◆ Exercise brief: Reproduce the data from the line with "List every element" through the line with "figure-caption: 图 3.7", switching "screenshot" to "chart" and keeping everything else as it stands. Omit the picture from your answer.

◆ Input records:

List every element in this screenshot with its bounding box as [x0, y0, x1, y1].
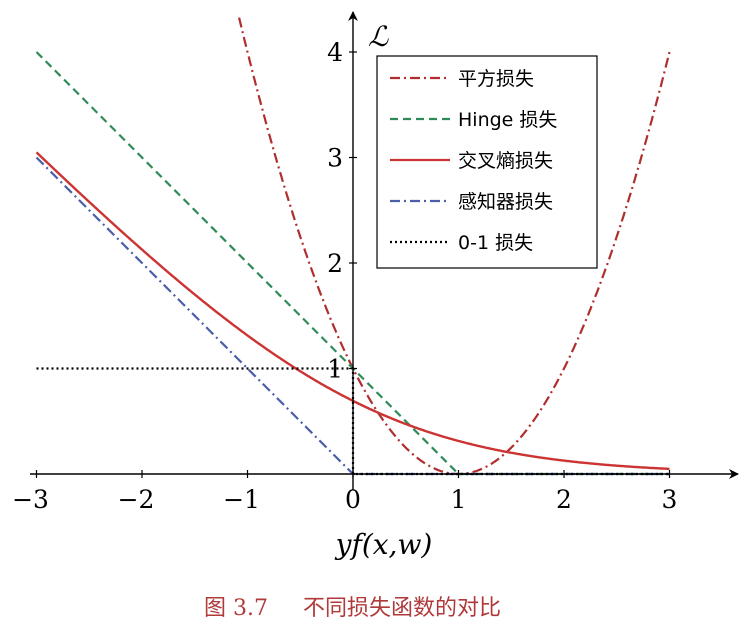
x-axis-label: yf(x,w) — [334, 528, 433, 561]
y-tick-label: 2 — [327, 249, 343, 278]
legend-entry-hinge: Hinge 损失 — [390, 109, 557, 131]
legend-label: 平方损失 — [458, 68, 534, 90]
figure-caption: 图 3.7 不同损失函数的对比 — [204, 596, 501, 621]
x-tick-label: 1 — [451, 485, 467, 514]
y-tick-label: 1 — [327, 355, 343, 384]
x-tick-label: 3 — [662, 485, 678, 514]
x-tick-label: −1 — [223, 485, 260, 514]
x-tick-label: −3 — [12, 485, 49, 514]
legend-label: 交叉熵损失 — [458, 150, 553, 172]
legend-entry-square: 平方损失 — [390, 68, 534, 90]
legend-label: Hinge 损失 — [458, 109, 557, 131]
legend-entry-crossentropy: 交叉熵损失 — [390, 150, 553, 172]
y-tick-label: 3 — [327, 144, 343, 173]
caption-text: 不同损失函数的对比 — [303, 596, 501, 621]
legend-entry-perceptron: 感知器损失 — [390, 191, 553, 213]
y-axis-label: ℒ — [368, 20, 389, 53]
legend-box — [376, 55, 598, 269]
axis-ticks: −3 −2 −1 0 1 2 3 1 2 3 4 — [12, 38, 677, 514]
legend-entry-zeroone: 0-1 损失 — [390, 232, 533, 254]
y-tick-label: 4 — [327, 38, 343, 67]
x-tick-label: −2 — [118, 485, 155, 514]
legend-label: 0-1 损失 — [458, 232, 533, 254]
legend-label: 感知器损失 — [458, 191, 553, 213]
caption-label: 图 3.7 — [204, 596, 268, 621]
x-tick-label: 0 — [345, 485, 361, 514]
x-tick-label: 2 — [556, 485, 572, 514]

...

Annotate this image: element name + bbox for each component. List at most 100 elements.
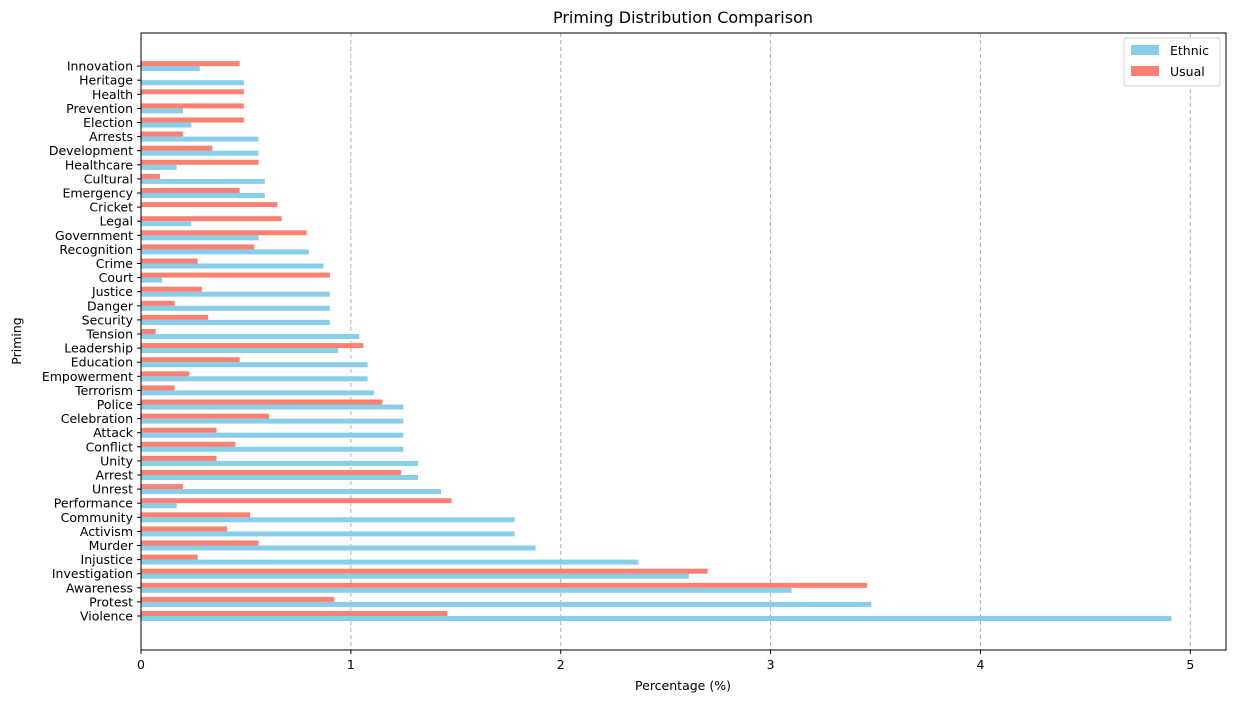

--

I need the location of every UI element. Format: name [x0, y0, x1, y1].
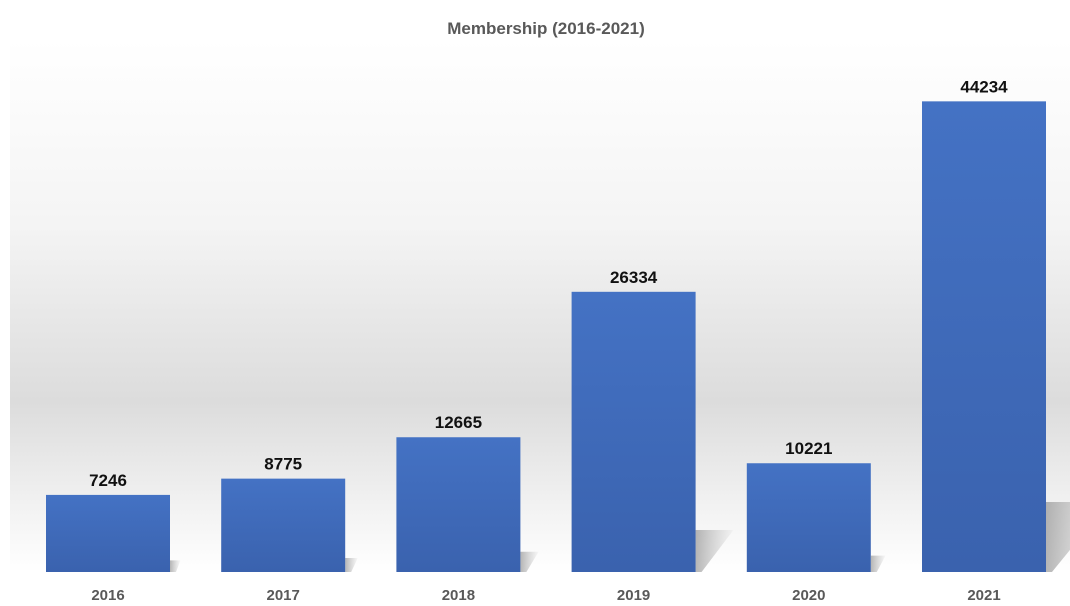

◆ Exercise solution:
List every element in this chart with its bounding box as [x0, y0, x1, y1].
x-axis-label: yf(x,w) — [334, 528, 433, 561]
y-tick-label: 2 — [327, 249, 343, 278]
legend-entry-hinge: Hinge 损失 — [390, 109, 557, 131]
legend-label: 平方损失 — [458, 68, 534, 90]
figure-caption: 图 3.7 不同损失函数的对比 — [204, 596, 501, 621]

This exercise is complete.